## Stated exercise
Check every line of the entries that follow, and copy the ones containing "doğa".

## Source material
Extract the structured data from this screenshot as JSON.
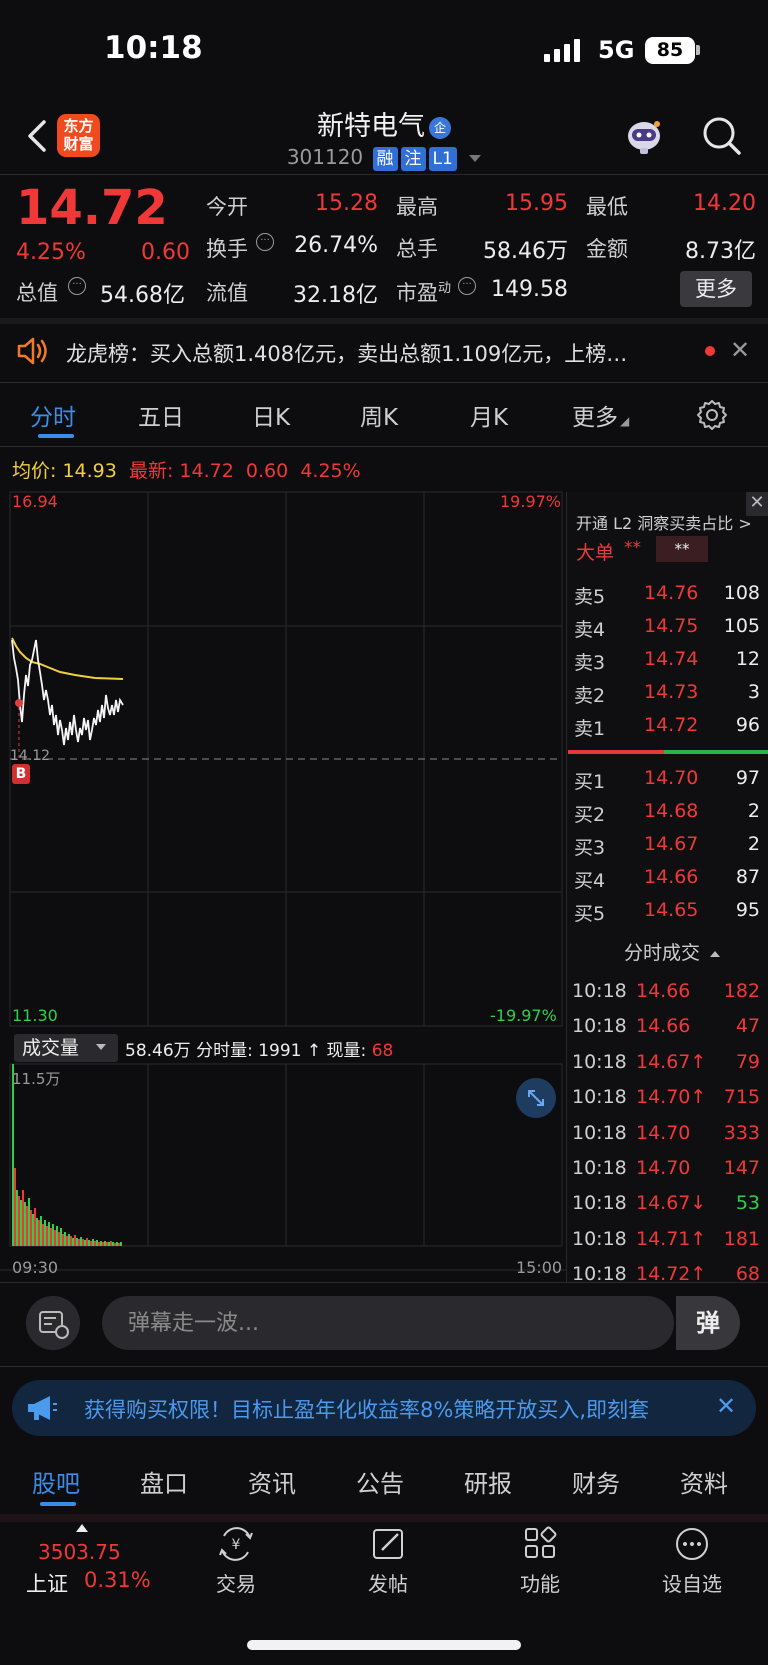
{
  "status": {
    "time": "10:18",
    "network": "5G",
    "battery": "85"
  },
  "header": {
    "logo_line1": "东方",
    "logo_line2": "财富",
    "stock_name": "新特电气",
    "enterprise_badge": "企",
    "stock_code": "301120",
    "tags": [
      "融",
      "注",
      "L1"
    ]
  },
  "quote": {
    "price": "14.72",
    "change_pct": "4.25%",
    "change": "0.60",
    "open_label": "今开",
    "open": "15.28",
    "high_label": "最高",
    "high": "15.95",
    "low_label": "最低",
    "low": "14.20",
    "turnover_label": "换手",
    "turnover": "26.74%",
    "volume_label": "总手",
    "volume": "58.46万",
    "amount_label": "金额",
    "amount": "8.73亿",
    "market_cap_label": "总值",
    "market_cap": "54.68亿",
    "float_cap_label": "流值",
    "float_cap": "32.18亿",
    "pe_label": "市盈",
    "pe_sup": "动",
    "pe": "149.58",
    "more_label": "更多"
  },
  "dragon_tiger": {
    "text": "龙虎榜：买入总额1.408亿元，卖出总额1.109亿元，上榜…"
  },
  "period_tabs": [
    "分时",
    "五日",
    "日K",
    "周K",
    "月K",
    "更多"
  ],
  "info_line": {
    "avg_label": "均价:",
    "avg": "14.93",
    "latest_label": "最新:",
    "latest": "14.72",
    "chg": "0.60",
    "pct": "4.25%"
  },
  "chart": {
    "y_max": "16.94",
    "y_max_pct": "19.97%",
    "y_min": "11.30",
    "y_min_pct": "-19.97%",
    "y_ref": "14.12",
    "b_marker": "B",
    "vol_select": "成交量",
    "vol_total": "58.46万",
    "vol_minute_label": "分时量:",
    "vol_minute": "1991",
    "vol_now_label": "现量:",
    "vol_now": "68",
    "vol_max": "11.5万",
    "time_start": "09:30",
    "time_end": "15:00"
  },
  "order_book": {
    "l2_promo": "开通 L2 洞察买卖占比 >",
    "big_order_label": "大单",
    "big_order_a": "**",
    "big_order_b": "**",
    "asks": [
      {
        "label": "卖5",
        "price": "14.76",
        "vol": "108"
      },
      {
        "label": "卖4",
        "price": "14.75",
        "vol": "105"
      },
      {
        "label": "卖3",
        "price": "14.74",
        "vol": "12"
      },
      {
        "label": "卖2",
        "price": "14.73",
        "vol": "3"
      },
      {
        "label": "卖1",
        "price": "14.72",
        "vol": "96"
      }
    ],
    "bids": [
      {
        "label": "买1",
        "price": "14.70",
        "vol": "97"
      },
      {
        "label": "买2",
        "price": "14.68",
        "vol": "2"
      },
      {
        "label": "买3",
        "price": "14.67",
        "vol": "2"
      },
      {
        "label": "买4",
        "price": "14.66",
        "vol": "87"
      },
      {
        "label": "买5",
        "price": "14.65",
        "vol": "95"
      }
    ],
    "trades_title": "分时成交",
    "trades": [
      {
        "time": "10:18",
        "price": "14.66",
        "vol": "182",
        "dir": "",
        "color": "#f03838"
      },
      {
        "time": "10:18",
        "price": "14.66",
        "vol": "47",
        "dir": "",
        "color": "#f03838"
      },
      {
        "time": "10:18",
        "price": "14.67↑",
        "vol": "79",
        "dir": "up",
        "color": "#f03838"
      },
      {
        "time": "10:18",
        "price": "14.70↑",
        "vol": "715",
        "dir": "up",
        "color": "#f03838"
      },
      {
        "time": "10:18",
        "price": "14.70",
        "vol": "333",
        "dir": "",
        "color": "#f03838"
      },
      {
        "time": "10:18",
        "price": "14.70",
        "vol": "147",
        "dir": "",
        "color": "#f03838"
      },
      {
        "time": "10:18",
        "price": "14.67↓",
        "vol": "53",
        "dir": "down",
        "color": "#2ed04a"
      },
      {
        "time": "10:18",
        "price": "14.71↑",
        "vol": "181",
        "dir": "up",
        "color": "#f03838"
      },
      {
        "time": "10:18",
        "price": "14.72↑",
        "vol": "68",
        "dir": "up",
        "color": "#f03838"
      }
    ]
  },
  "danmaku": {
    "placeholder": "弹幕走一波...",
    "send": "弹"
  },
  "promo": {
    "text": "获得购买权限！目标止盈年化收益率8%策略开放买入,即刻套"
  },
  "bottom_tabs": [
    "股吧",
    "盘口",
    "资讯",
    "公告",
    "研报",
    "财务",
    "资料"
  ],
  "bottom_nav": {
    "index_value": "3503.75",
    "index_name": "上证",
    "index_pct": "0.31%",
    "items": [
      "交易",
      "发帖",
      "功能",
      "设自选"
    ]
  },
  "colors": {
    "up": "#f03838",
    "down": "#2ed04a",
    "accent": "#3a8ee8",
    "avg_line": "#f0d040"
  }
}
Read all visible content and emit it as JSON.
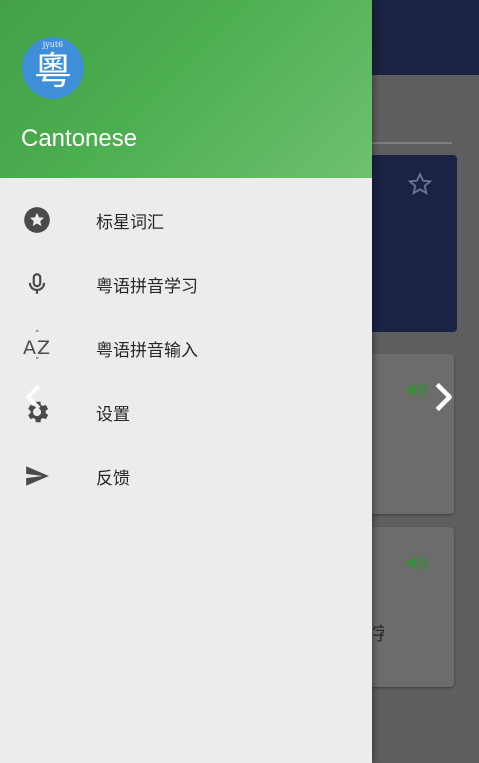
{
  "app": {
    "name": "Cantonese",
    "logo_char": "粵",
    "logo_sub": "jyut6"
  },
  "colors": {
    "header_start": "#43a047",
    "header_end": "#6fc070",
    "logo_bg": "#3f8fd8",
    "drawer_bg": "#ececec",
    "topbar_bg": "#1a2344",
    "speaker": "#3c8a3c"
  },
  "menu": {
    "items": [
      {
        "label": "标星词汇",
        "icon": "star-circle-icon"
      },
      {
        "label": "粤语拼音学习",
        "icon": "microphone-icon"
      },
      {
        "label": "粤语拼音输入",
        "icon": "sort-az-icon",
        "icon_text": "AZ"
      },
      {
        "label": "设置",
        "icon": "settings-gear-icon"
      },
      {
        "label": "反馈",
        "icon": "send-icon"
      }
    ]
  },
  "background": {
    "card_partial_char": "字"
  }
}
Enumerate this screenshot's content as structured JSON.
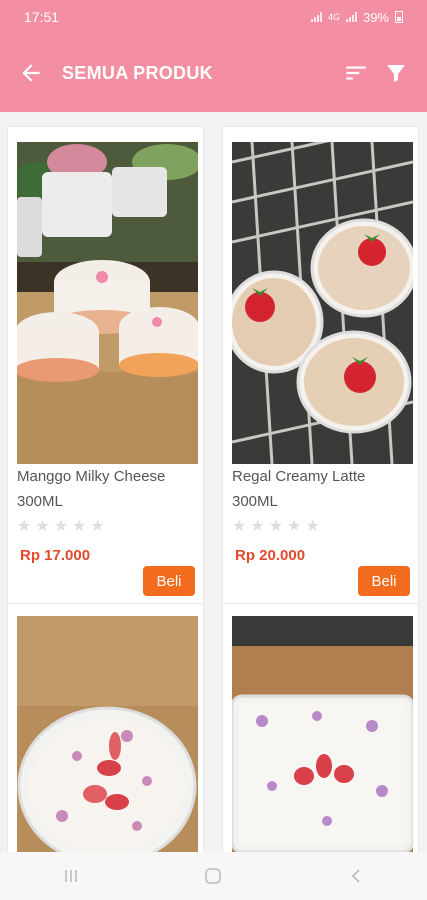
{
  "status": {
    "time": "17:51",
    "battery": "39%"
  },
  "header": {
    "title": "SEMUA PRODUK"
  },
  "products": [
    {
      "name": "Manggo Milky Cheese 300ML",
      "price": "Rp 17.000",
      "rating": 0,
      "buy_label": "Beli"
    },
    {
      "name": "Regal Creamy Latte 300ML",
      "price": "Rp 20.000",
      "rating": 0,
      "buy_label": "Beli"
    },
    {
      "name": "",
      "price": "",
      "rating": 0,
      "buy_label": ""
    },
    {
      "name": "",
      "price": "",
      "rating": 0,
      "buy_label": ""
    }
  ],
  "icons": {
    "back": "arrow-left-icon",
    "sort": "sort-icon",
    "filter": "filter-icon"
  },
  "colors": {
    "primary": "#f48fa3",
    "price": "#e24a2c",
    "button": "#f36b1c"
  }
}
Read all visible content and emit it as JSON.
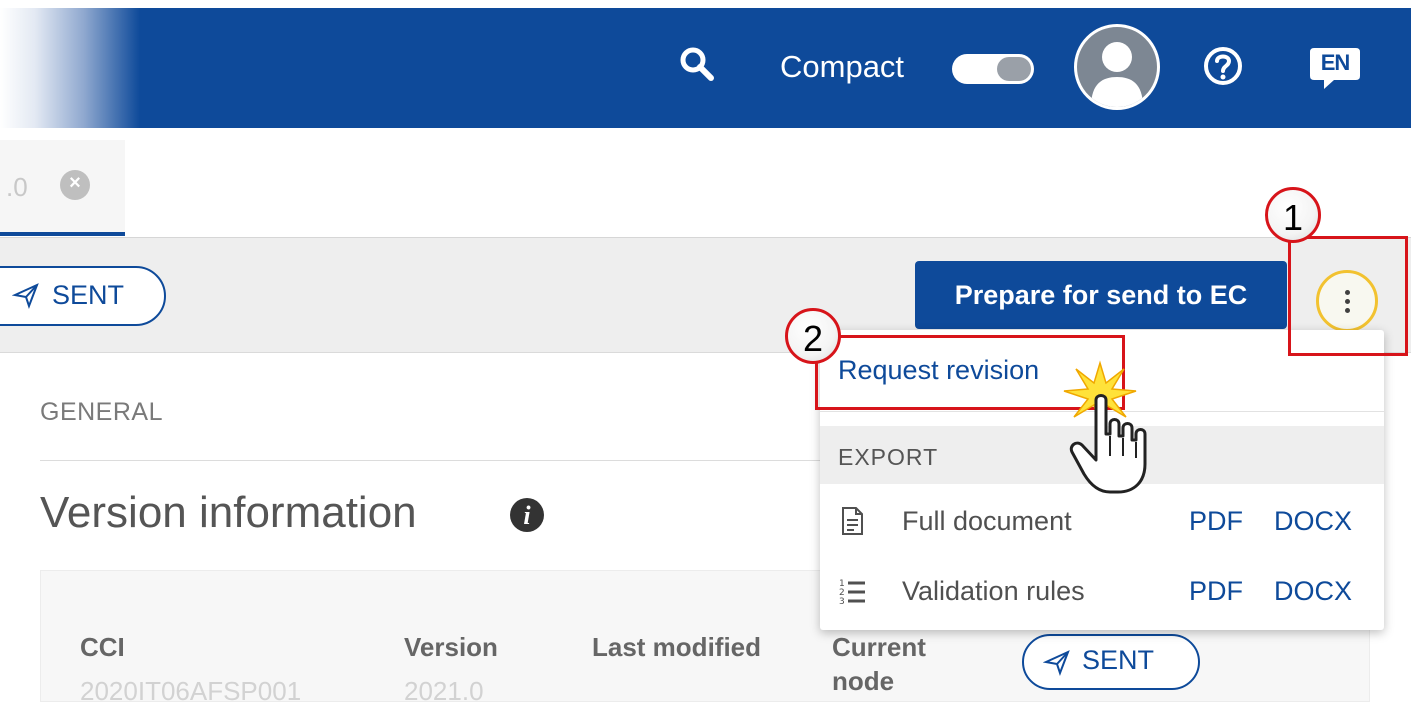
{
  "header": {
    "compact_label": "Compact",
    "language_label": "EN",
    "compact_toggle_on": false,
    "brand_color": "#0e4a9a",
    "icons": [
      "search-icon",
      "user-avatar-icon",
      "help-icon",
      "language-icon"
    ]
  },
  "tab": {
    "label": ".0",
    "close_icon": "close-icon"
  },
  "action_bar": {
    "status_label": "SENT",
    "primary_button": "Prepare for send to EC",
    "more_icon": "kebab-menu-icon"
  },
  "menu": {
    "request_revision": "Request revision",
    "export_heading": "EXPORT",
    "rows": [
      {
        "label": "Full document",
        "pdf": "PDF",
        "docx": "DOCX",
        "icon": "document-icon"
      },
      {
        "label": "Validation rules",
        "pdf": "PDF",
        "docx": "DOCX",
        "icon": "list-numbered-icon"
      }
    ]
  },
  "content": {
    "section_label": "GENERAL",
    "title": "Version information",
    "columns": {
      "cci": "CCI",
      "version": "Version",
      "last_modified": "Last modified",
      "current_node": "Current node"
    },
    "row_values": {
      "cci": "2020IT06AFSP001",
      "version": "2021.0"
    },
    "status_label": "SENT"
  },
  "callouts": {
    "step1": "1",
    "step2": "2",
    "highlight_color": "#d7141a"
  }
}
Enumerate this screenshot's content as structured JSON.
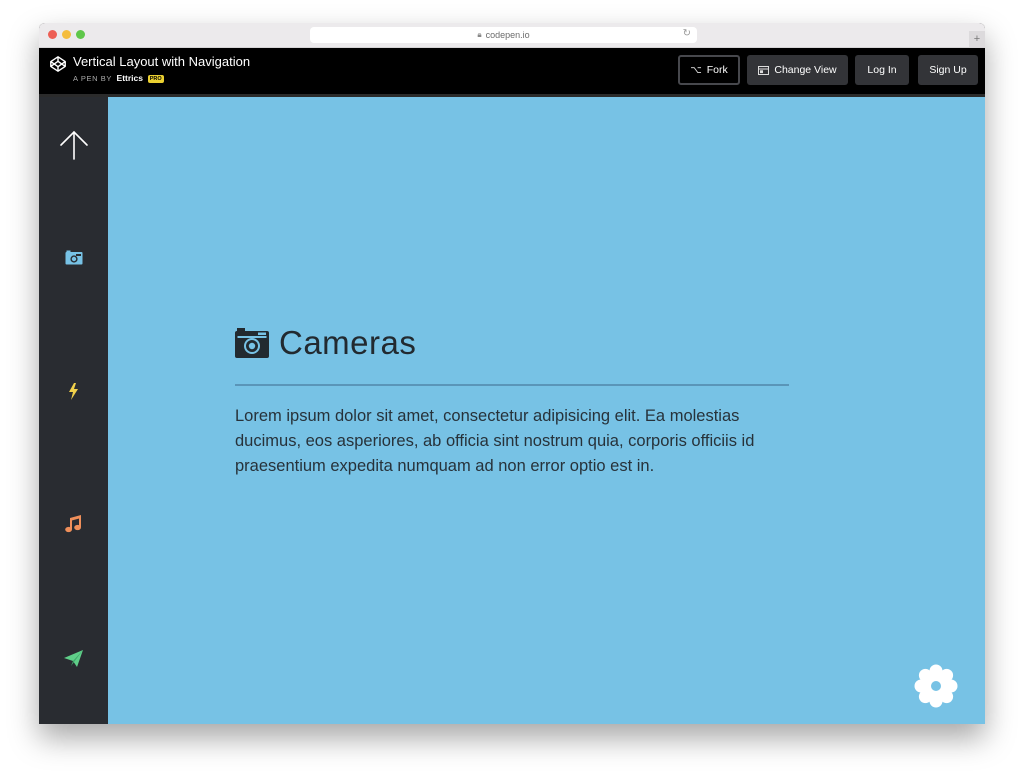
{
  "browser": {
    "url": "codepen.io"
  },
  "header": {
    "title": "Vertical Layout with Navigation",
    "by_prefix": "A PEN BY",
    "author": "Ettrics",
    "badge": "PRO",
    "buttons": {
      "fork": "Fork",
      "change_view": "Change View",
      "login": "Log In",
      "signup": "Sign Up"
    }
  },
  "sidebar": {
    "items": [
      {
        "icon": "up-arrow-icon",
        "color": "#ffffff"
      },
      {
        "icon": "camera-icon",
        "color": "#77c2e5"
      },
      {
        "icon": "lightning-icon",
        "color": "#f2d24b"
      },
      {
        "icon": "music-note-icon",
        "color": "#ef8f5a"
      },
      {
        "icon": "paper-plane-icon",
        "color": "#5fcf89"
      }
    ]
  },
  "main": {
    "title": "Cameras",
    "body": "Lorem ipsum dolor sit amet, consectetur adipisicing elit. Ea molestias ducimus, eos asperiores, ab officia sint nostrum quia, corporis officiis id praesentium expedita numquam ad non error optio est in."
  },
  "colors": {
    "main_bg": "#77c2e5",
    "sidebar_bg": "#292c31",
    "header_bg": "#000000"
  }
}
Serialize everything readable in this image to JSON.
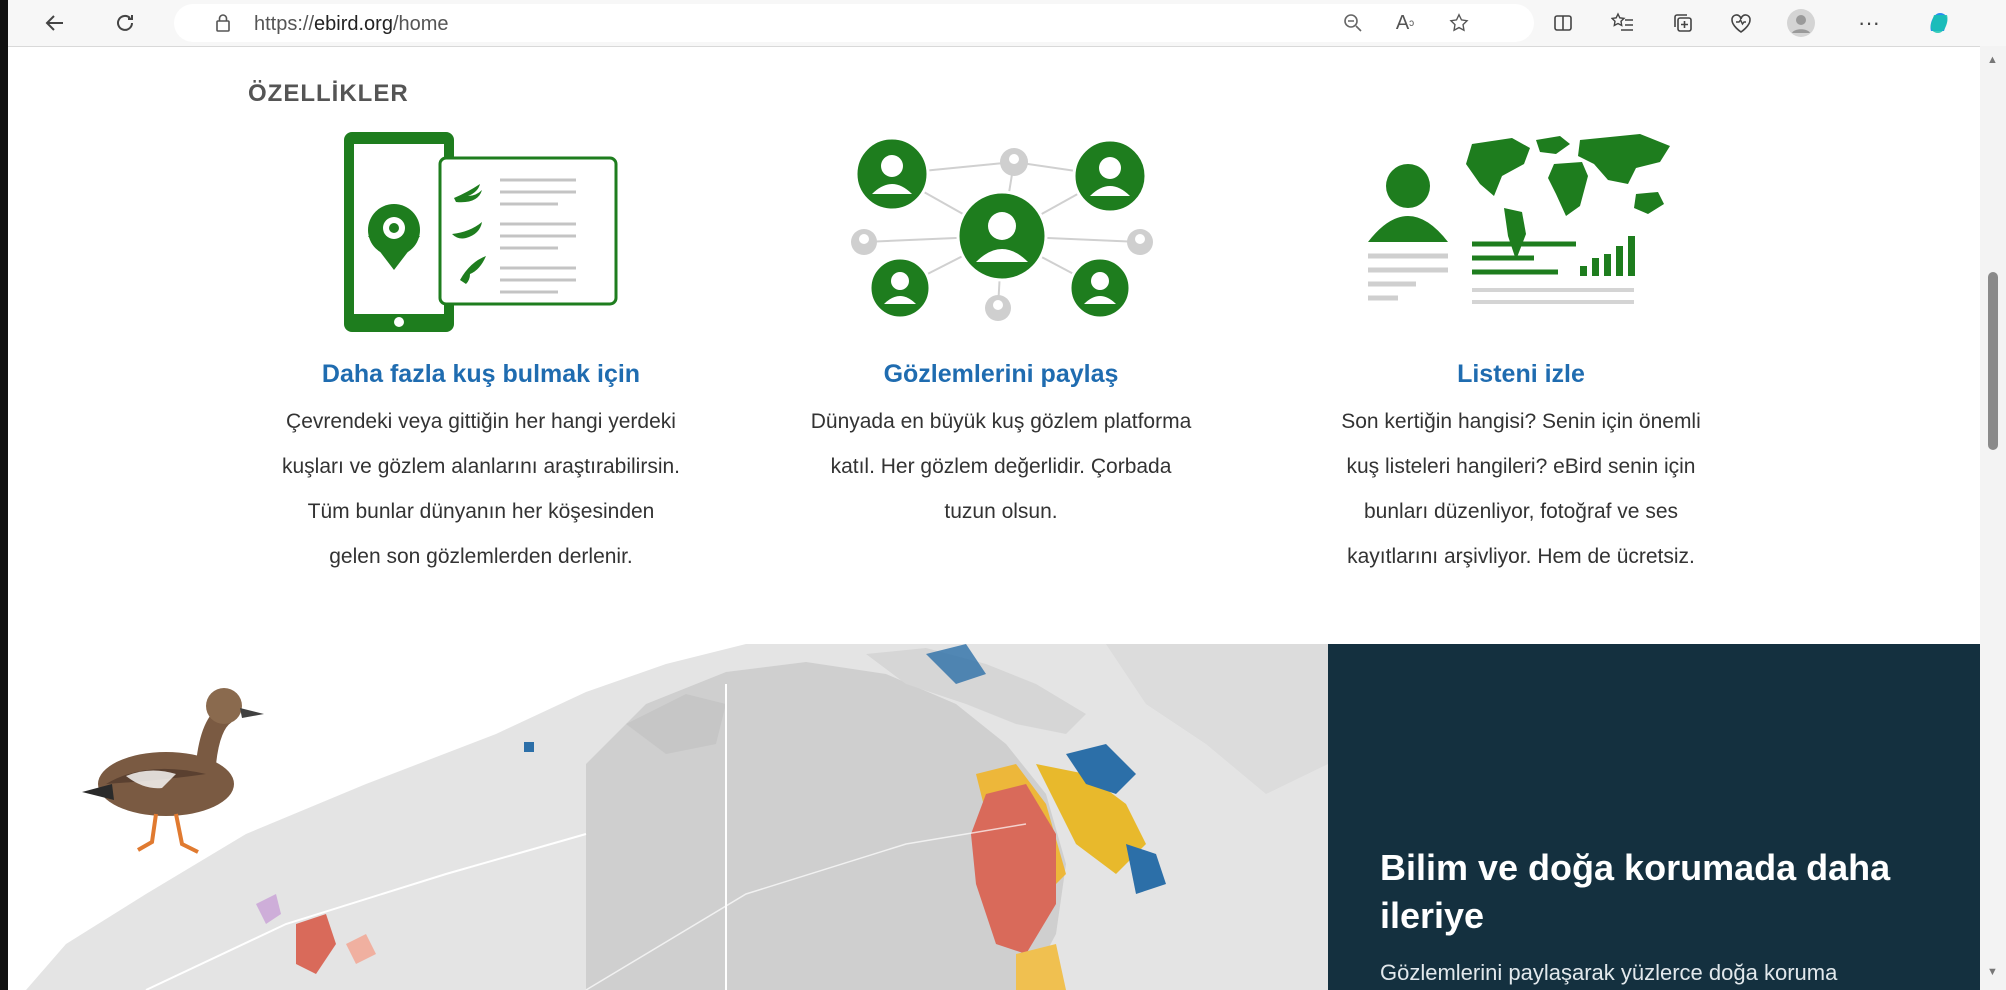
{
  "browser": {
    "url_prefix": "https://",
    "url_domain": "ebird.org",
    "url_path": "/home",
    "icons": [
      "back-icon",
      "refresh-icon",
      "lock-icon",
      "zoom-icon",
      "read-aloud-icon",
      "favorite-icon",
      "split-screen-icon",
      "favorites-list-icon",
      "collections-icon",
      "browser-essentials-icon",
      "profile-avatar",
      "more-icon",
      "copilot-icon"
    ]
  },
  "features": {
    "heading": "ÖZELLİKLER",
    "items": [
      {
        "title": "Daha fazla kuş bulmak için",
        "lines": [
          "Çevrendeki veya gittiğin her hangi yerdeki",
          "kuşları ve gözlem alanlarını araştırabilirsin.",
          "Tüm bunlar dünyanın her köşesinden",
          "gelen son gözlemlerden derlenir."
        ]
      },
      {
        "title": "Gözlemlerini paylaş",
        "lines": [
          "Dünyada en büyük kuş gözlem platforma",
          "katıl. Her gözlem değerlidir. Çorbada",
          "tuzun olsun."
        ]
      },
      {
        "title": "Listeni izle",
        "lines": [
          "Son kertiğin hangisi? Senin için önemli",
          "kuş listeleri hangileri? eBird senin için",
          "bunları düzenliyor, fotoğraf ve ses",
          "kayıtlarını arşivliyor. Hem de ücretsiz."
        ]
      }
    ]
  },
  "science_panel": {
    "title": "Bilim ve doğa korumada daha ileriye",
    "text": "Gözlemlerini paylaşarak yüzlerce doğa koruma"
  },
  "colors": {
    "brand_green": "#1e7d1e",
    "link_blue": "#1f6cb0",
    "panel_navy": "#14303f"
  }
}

## Solution below
    "title": "Bilim ve doğa korumada daha ileriye",
    "text": "Gözlemlerini paylaşarak yüzlerce doğa koruma"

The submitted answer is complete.